**What is being asked**
Copy every line of the records below word for word, leaving out the picture.

(Layout coordinate data)
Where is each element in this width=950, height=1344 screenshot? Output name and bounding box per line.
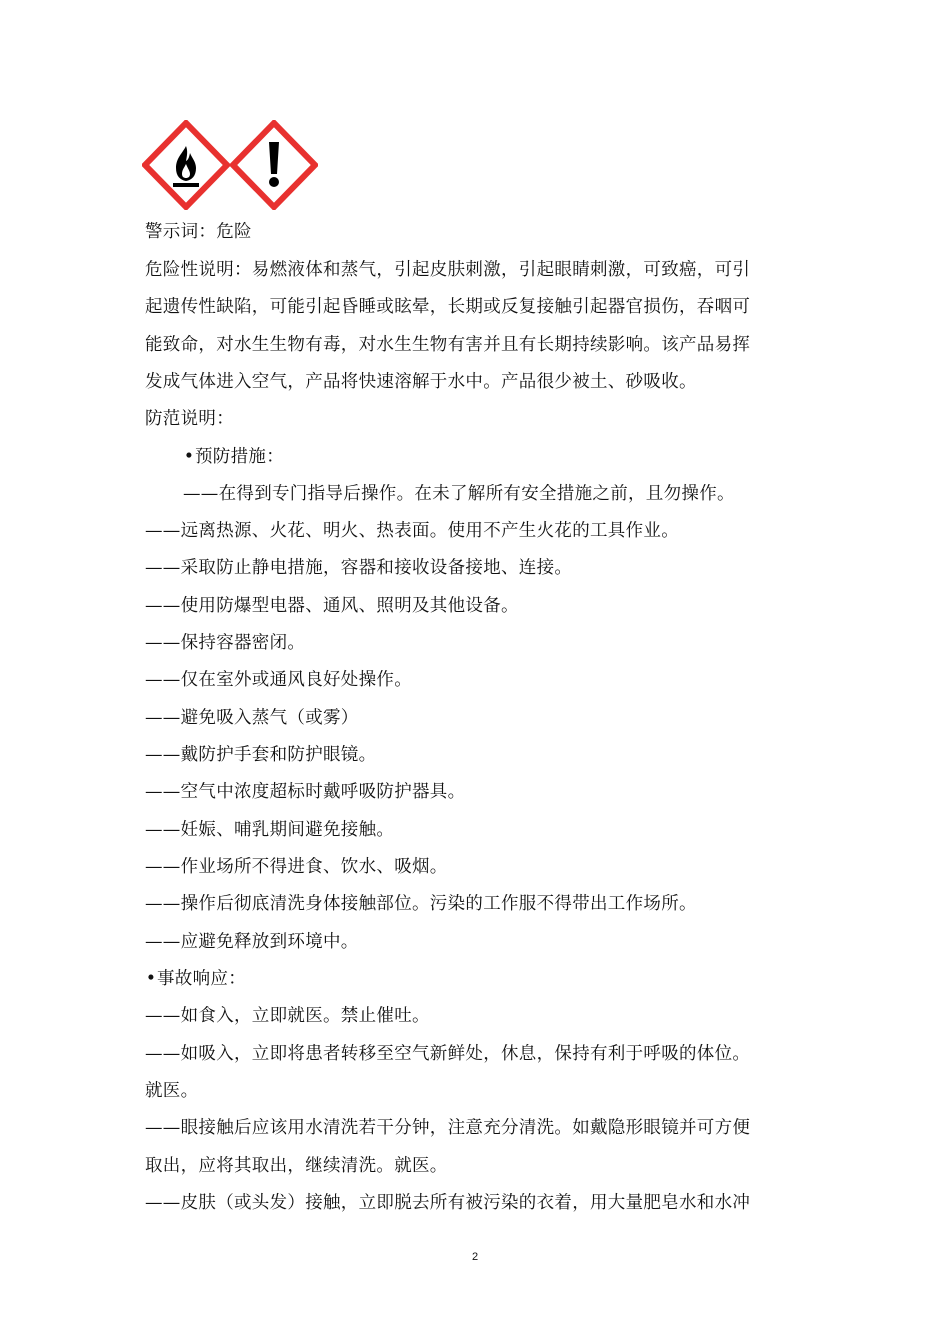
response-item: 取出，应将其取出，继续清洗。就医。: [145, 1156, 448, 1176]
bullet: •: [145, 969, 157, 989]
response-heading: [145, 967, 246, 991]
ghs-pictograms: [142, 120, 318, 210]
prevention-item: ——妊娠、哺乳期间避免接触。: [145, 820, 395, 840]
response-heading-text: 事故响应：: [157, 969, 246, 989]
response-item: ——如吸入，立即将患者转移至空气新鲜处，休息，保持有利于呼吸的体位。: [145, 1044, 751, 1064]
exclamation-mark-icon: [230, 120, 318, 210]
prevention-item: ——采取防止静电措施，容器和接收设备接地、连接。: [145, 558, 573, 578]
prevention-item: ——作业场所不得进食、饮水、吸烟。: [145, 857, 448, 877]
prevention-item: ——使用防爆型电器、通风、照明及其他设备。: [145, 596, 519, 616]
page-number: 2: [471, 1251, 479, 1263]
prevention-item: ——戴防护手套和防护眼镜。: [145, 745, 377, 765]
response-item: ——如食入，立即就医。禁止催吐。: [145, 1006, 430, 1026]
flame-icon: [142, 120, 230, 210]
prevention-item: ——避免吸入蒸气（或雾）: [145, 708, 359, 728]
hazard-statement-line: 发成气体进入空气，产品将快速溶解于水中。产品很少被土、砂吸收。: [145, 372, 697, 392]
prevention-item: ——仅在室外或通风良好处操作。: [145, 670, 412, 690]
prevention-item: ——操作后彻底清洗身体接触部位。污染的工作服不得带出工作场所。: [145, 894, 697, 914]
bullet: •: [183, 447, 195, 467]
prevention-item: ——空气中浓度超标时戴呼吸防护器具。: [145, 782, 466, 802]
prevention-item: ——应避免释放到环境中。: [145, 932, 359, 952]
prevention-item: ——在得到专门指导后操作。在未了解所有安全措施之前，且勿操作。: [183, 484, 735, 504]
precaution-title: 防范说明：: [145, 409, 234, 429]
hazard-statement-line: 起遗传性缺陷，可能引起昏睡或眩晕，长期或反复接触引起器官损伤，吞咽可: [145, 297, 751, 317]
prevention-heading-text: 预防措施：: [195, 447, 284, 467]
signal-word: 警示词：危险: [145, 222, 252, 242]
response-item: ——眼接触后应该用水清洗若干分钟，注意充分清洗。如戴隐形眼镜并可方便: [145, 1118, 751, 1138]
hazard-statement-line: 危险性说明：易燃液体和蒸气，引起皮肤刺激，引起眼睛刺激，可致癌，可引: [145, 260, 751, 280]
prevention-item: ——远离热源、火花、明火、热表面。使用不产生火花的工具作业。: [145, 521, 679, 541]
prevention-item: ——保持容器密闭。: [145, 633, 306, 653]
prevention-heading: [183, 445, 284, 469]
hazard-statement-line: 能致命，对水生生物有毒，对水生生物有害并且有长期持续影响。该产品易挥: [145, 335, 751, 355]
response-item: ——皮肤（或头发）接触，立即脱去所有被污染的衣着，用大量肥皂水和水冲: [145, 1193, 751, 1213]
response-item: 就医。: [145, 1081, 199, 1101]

**In response**
Where is each element in this width=950, height=1344 screenshot? Output name and bounding box per line.
response-item: 取出，应将其取出，继续清洗。就医。: [145, 1156, 448, 1176]
bullet: •: [145, 969, 157, 989]
response-heading: [145, 967, 246, 991]
ghs-pictograms: [142, 120, 318, 210]
prevention-item: ——妊娠、哺乳期间避免接触。: [145, 820, 395, 840]
response-heading-text: 事故响应：: [157, 969, 246, 989]
response-item: ——如吸入，立即将患者转移至空气新鲜处，休息，保持有利于呼吸的体位。: [145, 1044, 751, 1064]
exclamation-mark-icon: [230, 120, 318, 210]
prevention-item: ——采取防止静电措施，容器和接收设备接地、连接。: [145, 558, 573, 578]
prevention-item: ——作业场所不得进食、饮水、吸烟。: [145, 857, 448, 877]
prevention-item: ——使用防爆型电器、通风、照明及其他设备。: [145, 596, 519, 616]
page-number: 2: [471, 1251, 479, 1263]
prevention-item: ——戴防护手套和防护眼镜。: [145, 745, 377, 765]
response-item: ——如食入，立即就医。禁止催吐。: [145, 1006, 430, 1026]
flame-icon: [142, 120, 230, 210]
prevention-item: ——避免吸入蒸气（或雾）: [145, 708, 359, 728]
hazard-statement-line: 发成气体进入空气，产品将快速溶解于水中。产品很少被土、砂吸收。: [145, 372, 697, 392]
prevention-item: ——仅在室外或通风良好处操作。: [145, 670, 412, 690]
prevention-item: ——操作后彻底清洗身体接触部位。污染的工作服不得带出工作场所。: [145, 894, 697, 914]
bullet: •: [183, 447, 195, 467]
prevention-item: ——空气中浓度超标时戴呼吸防护器具。: [145, 782, 466, 802]
prevention-item: ——应避免释放到环境中。: [145, 932, 359, 952]
prevention-item: ——在得到专门指导后操作。在未了解所有安全措施之前，且勿操作。: [183, 484, 735, 504]
precaution-title: 防范说明：: [145, 409, 234, 429]
hazard-statement-line: 起遗传性缺陷，可能引起昏睡或眩晕，长期或反复接触引起器官损伤，吞咽可: [145, 297, 751, 317]
prevention-heading-text: 预防措施：: [195, 447, 284, 467]
signal-word: 警示词：危险: [145, 222, 252, 242]
response-item: ——眼接触后应该用水清洗若干分钟，注意充分清洗。如戴隐形眼镜并可方便: [145, 1118, 751, 1138]
hazard-statement-line: 危险性说明：易燃液体和蒸气，引起皮肤刺激，引起眼睛刺激，可致癌，可引: [145, 260, 751, 280]
prevention-item: ——远离热源、火花、明火、热表面。使用不产生火花的工具作业。: [145, 521, 679, 541]
prevention-item: ——保持容器密闭。: [145, 633, 306, 653]
prevention-heading: [183, 445, 284, 469]
hazard-statement-line: 能致命，对水生生物有毒，对水生生物有害并且有长期持续影响。该产品易挥: [145, 335, 751, 355]
response-item: ——皮肤（或头发）接触，立即脱去所有被污染的衣着，用大量肥皂水和水冲: [145, 1193, 751, 1213]
response-item: 就医。: [145, 1081, 199, 1101]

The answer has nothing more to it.